■ Task to complete: Extract every line that includes the string "document".

■ Exercise material:
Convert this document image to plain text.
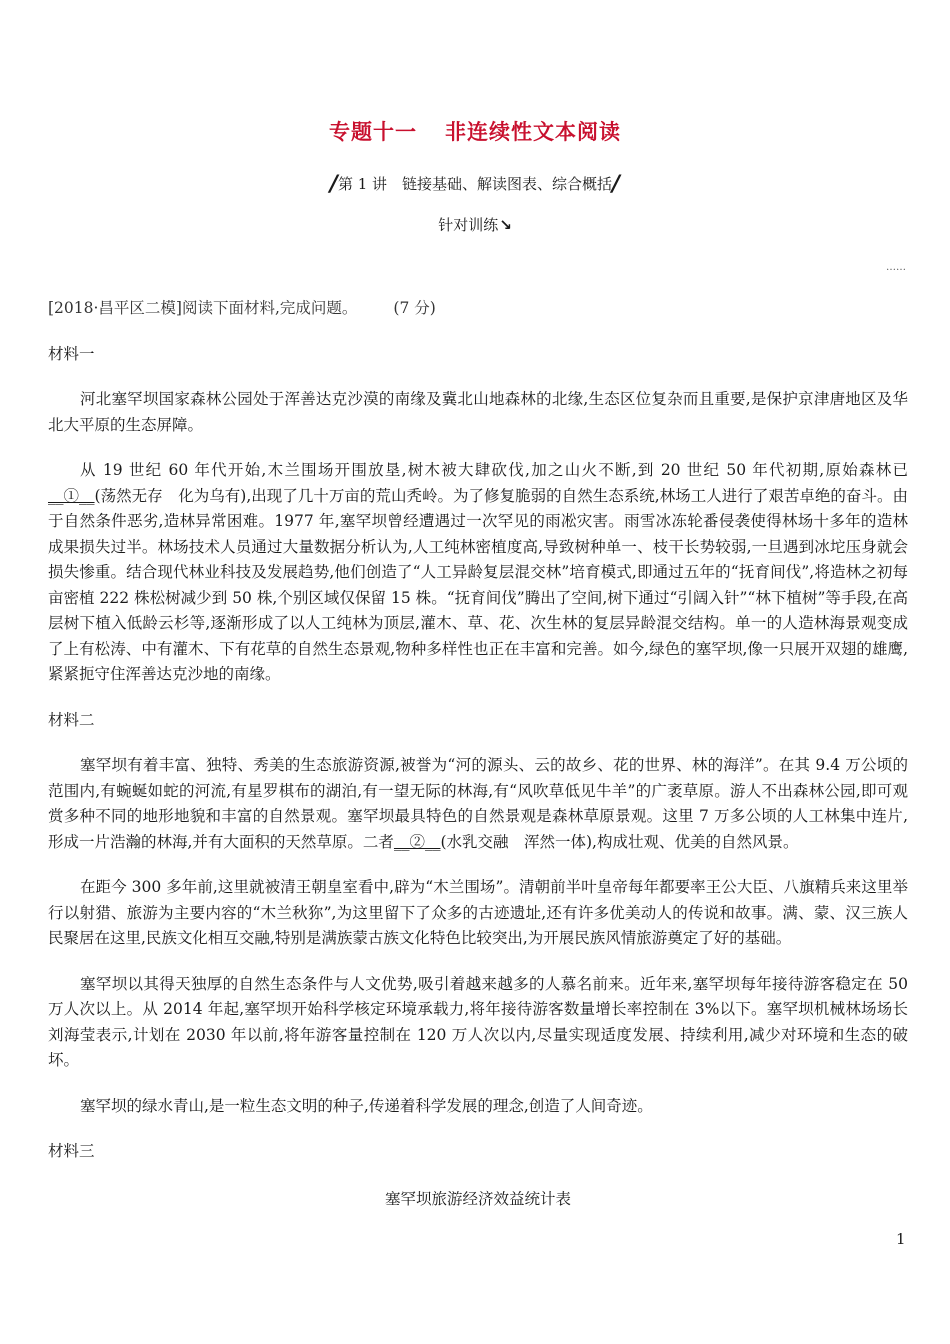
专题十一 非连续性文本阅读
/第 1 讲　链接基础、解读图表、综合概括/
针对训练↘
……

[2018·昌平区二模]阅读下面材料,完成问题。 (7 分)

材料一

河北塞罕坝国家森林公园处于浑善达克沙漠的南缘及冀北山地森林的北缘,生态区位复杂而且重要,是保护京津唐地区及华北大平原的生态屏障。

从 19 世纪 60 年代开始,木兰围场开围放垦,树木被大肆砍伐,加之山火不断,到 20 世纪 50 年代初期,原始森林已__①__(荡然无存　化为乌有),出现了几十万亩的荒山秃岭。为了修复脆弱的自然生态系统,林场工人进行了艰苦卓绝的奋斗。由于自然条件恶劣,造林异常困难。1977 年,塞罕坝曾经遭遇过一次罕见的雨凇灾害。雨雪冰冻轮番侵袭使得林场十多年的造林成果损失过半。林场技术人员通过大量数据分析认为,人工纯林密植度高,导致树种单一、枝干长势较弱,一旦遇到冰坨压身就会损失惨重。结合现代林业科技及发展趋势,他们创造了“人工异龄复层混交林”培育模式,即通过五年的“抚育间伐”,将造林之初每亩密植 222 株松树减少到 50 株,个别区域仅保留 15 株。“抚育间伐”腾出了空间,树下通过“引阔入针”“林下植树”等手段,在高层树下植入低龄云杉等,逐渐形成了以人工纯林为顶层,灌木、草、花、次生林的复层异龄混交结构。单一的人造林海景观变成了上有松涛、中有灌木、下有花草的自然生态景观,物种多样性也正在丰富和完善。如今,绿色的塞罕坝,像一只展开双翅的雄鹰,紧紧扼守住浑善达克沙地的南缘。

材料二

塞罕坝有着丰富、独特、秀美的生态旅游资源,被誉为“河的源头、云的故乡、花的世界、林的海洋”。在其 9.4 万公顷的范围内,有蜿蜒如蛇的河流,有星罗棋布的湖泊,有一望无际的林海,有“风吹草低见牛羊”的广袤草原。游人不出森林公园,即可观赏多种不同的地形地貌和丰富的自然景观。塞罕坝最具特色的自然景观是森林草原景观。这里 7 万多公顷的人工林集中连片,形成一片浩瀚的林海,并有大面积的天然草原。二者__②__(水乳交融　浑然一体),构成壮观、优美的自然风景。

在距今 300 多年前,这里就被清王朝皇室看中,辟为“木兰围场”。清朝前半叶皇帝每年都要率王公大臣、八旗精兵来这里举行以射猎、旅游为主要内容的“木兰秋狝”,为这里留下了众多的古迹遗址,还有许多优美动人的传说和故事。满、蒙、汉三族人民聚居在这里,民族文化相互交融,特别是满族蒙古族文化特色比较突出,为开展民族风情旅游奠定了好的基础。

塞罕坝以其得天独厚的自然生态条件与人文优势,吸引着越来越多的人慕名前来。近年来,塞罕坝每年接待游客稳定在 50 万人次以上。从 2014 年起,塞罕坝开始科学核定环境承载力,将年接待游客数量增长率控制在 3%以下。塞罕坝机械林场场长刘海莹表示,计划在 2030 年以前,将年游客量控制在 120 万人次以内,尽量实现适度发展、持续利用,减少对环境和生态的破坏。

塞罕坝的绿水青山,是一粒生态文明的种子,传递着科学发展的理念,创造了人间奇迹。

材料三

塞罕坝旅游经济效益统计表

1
---
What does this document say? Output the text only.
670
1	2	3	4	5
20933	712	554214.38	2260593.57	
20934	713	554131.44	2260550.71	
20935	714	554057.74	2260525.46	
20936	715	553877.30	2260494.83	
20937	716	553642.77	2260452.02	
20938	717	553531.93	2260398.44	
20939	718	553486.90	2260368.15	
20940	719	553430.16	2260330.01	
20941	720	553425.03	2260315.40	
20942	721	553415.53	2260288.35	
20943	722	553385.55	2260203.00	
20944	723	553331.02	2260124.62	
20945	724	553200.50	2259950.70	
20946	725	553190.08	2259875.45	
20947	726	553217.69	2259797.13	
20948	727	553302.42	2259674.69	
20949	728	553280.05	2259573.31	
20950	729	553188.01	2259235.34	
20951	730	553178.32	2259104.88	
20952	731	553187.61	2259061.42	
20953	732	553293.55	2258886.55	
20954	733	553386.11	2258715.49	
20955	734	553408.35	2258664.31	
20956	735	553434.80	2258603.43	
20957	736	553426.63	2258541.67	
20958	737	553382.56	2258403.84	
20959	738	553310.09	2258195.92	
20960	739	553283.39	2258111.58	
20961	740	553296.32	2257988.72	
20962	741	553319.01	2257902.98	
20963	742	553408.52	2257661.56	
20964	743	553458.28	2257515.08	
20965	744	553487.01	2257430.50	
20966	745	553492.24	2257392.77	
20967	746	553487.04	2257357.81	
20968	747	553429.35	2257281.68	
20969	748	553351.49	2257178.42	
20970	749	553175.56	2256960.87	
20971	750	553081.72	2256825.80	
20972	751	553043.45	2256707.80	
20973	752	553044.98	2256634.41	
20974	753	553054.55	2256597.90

■ Answer to the exercise:
Convert this document image to plain text.
What does this document say? Output the text only.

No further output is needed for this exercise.